PROBLEM TO WORK ON — Copy the data below, switching "figure" to "drawing" everywhere it occurs and keeping everything else unchanged.
★ ★ ★
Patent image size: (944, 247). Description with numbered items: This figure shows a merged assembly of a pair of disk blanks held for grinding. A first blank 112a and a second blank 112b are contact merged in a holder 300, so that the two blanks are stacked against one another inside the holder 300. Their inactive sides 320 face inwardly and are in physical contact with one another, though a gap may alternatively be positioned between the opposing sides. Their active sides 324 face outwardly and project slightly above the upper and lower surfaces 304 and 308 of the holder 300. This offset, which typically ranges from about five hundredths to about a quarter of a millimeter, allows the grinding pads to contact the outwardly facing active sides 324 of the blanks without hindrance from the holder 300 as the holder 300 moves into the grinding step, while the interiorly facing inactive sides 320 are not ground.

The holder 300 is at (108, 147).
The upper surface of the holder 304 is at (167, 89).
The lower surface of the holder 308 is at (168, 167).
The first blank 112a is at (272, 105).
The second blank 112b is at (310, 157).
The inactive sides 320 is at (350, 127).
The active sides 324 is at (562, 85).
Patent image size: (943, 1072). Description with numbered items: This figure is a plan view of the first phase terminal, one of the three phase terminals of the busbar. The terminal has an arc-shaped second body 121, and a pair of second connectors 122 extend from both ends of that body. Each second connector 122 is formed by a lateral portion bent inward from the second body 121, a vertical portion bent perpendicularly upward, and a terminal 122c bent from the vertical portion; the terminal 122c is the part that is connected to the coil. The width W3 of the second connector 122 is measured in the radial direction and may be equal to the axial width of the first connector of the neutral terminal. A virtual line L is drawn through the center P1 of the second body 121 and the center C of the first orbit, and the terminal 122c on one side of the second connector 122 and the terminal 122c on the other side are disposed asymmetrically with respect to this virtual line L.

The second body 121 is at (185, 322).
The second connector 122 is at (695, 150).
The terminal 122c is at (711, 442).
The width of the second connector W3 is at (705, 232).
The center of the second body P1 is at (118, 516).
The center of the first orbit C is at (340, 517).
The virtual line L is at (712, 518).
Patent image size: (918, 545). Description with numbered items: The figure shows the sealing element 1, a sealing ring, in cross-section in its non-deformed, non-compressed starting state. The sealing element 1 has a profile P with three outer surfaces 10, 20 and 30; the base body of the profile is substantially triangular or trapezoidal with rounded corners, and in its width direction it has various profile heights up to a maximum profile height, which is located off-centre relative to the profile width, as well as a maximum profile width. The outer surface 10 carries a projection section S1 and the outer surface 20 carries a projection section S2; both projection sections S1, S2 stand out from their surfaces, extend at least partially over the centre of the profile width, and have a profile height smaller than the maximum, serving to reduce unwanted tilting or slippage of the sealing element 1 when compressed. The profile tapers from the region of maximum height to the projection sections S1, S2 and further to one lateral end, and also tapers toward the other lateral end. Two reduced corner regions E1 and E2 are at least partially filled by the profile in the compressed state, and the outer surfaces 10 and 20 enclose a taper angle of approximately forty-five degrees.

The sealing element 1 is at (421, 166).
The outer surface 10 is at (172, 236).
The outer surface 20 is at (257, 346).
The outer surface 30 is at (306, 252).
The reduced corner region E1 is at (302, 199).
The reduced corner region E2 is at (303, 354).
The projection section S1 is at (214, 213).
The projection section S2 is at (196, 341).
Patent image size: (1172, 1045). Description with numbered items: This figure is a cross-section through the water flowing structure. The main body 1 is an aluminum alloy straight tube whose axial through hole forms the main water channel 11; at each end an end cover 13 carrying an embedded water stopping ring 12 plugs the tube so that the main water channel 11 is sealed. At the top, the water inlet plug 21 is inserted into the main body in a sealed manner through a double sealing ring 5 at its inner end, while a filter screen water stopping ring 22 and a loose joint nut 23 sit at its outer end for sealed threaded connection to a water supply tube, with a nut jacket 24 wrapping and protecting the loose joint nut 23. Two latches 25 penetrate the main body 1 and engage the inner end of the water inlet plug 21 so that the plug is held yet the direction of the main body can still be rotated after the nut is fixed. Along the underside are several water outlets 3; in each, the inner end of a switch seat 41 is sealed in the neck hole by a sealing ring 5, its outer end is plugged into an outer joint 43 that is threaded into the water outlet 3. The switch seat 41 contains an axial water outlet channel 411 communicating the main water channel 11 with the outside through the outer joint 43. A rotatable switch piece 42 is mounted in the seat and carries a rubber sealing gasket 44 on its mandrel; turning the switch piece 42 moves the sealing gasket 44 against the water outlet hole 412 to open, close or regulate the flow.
★ ★ ★
THE RESULT —
Patent image size: (944, 247). Description with numbered items: This drawing shows a merged assembly of a pair of disk blanks held for grinding. A first blank 112a and a second blank 112b are contact merged in a holder 300, so that the two blanks are stacked against one another inside the holder 300. Their inactive sides 320 face inwardly and are in physical contact with one another, though a gap may alternatively be positioned between the opposing sides. Their active sides 324 face outwardly and project slightly above the upper and lower surfaces 304 and 308 of the holder 300. This offset, which typically ranges from about five hundredths to about a quarter of a millimeter, allows the grinding pads to contact the outwardly facing active sides 324 of the blanks without hindrance from the holder 300 as the holder 300 moves into the grinding step, while the interiorly facing inactive sides 320 are not ground.

The holder 300 is at (108, 147).
The upper surface of the holder 304 is at (167, 89).
The lower surface of the holder 308 is at (168, 167).
The first blank 112a is at (272, 105).
The second blank 112b is at (310, 157).
The inactive sides 320 is at (350, 127).
The active sides 324 is at (562, 85).
Patent image size: (943, 1072). Description with numbered items: This drawing is a plan view of the first phase terminal, one of the three phase terminals of the busbar. The terminal has an arc-shaped second body 121, and a pair of second connectors 122 extend from both ends of that body. Each second connector 122 is formed by a lateral portion bent inward from the second body 121, a vertical portion bent perpendicularly upward, and a terminal 122c bent from the vertical portion; the terminal 122c is the part that is connected to the coil. The width W3 of the second connector 122 is measured in the radial direction and may be equal to the axial width of the first connector of the neutral terminal. A virtual line L is drawn through the center P1 of the second body 121 and the center C of the first orbit, and the terminal 122c on one side of the second connector 122 and the terminal 122c on the other side are disposed asymmetrically with respect to this virtual line L.

The second body 121 is at (185, 322).
The second connector 122 is at (695, 150).
The terminal 122c is at (711, 442).
The width of the second connector W3 is at (705, 232).
The center of the second body P1 is at (118, 516).
The center of the first orbit C is at (340, 517).
The virtual line L is at (712, 518).
Patent image size: (918, 545). Description with numbered items: The drawing shows the sealing element 1, a sealing ring, in cross-section in its non-deformed, non-compressed starting state. The sealing element 1 has a profile P with three outer surfaces 10, 20 and 30; the base body of the profile is substantially triangular or trapezoidal with rounded corners, and in its width direction it has various profile heights up to a maximum profile height, which is located off-centre relative to the profile width, as well as a maximum profile width. The outer surface 10 carries a projection section S1 and the outer surface 20 carries a projection section S2; both projection sections S1, S2 stand out from their surfaces, extend at least partially over the centre of the profile width, and have a profile height smaller than the maximum, serving to reduce unwanted tilting or slippage of the sealing element 1 when compressed. The profile tapers from the region of maximum height to the projection sections S1, S2 and further to one lateral end, and also tapers toward the other lateral end. Two reduced corner regions E1 and E2 are at least partially filled by the profile in the compressed state, and the outer surfaces 10 and 20 enclose a taper angle of approximately forty-five degrees.

The sealing element 1 is at (421, 166).
The outer surface 10 is at (172, 236).
The outer surface 20 is at (257, 346).
The outer surface 30 is at (306, 252).
The reduced corner region E1 is at (302, 199).
The reduced corner region E2 is at (303, 354).
The projection section S1 is at (214, 213).
The projection section S2 is at (196, 341).
Patent image size: (1172, 1045). Description with numbered items: This drawing is a cross-section through the water flowing structure. The main body 1 is an aluminum alloy straight tube whose axial through hole forms the main water channel 11; at each end an end cover 13 carrying an embedded water stopping ring 12 plugs the tube so that the main water channel 11 is sealed. At the top, the water inlet plug 21 is inserted into the main body in a sealed manner through a double sealing ring 5 at its inner end, while a filter screen water stopping ring 22 and a loose joint nut 23 sit at its outer end for sealed threaded connection to a water supply tube, with a nut jacket 24 wrapping and protecting the loose joint nut 23. Two latches 25 penetrate the main body 1 and engage the inner end of the water inlet plug 21 so that the plug is held yet the direction of the main body can still be rotated after the nut is fixed. Along the underside are several water outlets 3; in each, the inner end of a switch seat 41 is sealed in the neck hole by a sealing ring 5, its outer end is plugged into an outer joint 43 that is threaded into the water outlet 3. The switch seat 41 contains an axial water outlet channel 411 communicating the main water channel 11 with the outside through the outer joint 43. A rotatable switch piece 42 is mounted in the seat and carries a rubber sealing gasket 44 on its mandrel; turning the switch piece 42 moves the sealing gasket 44 against the water outlet hole 412 to open, close or regulate the flow.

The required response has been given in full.